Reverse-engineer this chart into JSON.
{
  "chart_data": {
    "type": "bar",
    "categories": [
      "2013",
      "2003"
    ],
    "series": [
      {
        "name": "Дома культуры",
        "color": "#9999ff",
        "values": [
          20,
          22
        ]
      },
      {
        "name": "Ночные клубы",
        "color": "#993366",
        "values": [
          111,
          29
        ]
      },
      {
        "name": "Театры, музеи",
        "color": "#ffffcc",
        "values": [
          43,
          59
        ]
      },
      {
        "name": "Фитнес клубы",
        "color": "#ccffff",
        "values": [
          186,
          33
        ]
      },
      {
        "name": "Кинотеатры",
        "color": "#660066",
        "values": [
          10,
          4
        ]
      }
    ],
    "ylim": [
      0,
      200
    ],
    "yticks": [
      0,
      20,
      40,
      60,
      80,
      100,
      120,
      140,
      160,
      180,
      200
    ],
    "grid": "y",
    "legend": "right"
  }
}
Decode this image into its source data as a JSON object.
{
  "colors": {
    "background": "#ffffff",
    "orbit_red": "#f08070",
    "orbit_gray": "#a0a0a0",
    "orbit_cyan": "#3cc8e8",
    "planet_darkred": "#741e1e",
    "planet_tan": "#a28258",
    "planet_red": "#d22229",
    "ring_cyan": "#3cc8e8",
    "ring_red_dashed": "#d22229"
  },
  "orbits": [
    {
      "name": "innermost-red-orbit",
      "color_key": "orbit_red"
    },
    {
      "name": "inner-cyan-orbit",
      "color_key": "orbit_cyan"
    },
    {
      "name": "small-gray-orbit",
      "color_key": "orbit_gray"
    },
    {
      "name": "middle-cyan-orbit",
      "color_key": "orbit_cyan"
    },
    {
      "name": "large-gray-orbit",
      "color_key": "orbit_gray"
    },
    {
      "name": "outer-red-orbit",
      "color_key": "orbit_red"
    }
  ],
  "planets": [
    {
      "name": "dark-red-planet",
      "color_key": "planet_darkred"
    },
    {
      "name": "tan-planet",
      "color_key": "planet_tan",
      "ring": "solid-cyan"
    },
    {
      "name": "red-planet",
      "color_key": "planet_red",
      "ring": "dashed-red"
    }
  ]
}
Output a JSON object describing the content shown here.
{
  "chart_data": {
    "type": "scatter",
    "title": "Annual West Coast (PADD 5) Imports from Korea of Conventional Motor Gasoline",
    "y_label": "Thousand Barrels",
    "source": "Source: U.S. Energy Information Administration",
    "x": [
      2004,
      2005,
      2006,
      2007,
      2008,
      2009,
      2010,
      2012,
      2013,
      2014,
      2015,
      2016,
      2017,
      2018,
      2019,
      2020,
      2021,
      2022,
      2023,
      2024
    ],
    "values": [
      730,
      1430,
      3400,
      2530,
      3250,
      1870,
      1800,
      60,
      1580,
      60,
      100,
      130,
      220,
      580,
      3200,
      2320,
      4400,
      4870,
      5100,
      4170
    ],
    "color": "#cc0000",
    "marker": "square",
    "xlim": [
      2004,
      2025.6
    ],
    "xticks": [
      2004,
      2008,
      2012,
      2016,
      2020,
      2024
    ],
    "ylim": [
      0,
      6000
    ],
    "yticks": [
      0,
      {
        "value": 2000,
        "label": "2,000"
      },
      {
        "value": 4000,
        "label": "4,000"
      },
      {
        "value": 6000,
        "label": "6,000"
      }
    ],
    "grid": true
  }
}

### Short problem
Working from the entries above, return all lines that contain "клубы".

### Final result
        "name": "Ночные клубы",
        "name": "Фитнес клубы",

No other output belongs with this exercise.